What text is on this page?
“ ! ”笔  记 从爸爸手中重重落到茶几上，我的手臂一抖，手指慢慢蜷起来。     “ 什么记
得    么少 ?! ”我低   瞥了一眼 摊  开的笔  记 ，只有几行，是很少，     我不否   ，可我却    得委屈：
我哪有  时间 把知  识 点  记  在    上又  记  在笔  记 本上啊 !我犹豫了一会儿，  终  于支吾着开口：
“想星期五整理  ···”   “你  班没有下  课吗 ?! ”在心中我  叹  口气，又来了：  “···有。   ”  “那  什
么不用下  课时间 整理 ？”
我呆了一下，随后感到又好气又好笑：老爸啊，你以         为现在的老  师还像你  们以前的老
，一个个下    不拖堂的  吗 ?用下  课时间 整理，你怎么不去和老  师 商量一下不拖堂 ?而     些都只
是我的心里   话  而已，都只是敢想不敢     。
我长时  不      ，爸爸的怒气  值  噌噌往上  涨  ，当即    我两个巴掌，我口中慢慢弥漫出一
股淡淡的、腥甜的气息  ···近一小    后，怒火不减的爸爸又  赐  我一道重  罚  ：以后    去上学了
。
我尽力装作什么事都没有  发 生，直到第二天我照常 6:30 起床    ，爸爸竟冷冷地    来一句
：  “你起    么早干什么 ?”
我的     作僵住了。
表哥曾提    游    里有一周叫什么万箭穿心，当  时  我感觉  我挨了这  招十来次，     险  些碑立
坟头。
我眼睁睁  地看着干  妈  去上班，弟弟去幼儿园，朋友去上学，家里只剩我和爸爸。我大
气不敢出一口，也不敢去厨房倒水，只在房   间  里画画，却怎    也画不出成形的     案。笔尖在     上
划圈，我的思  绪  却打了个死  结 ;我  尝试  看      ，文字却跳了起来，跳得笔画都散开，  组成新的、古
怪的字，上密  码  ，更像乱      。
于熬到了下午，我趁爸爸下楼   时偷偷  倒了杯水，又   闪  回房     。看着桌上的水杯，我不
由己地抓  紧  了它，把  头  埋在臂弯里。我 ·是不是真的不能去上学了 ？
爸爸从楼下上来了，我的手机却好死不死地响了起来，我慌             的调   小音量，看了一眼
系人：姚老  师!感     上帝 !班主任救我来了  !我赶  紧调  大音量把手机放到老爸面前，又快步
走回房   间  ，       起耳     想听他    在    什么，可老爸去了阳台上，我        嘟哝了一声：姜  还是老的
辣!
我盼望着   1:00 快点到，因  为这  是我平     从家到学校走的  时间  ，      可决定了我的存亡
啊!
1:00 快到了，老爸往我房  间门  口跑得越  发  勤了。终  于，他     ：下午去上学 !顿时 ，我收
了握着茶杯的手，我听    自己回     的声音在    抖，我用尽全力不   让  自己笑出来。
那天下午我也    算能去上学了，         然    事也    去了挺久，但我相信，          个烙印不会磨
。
======
> _Set task_
Above are the records; retype every one exactly.

> _Problem solution_
What text is on this page?
“ ! ”笔  记 从爸爸手中重重落到茶几上，我的手臂一抖，手指慢慢蜷起来。     “ 什么记
得    么少 ?! ”我低   瞥了一眼 摊  开的笔  记 ，只有几行，是很少，     我不否   ，可我却    得委屈：
我哪有  时间 把知  识 点  记  在    上又  记  在笔  记 本上啊 !我犹豫了一会儿，  终  于支吾着开口：
“想星期五整理  ···”   “你  班没有下  课吗 ?! ”在心中我  叹  口气，又来了：  “···有。   ”  “那  什
么不用下  课时间 整理 ？”
我呆了一下，随后感到又好气又好笑：老爸啊，你以         为现在的老  师还像你  们以前的老
，一个个下    不拖堂的  吗 ?用下  课时间 整理，你怎么不去和老  师 商量一下不拖堂 ?而     些都只
是我的心里   话  而已，都只是敢想不敢     。
我长时  不      ，爸爸的怒气  值  噌噌往上  涨  ，当即    我两个巴掌，我口中慢慢弥漫出一
股淡淡的、腥甜的气息  ···近一小    后，怒火不减的爸爸又  赐  我一道重  罚  ：以后    去上学了
。
我尽力装作什么事都没有  发 生，直到第二天我照常 6:30 起床    ，爸爸竟冷冷地    来一句
：  “你起    么早干什么 ?”
我的     作僵住了。
表哥曾提    游    里有一周叫什么万箭穿心，当  时  我感觉  我挨了这  招十来次，     险  些碑立
坟头。
我眼睁睁  地看着干  妈  去上班，弟弟去幼儿园，朋友去上学，家里只剩我和爸爸。我大
气不敢出一口，也不敢去厨房倒水，只在房   间  里画画，却怎    也画不出成形的     案。笔尖在     上
划圈，我的思  绪  却打了个死  结 ;我  尝试  看      ，文字却跳了起来，跳得笔画都散开，  组成新的、古
怪的字，上密  码  ，更像乱      。
于熬到了下午，我趁爸爸下楼   时偷偷  倒了杯水，又   闪  回房     。看着桌上的水杯，我不
由己地抓  紧  了它，把  头  埋在臂弯里。我 ·是不是真的不能去上学了 ？
爸爸从楼下上来了，我的手机却好死不死地响了起来，我慌             的调   小音量，看了一眼
系人：姚老  师!感     上帝 !班主任救我来了  !我赶  紧调  大音量把手机放到老爸面前，又快步
走回房   间  ，       起耳     想听他    在    什么，可老爸去了阳台上，我        嘟哝了一声：姜  还是老的
辣!
我盼望着   1:00 快点到，因  为这  是我平     从家到学校走的  时间  ，      可决定了我的存亡
啊!
1:00 快到了，老爸往我房  间门  口跑得越  发  勤了。终  于，他     ：下午去上学 !顿时 ，我收
了握着茶杯的手，我听    自己回     的声音在    抖，我用尽全力不   让  自己笑出来。
那天下午我也    算能去上学了，         然    事也    去了挺久，但我相信，          个烙印不会磨
。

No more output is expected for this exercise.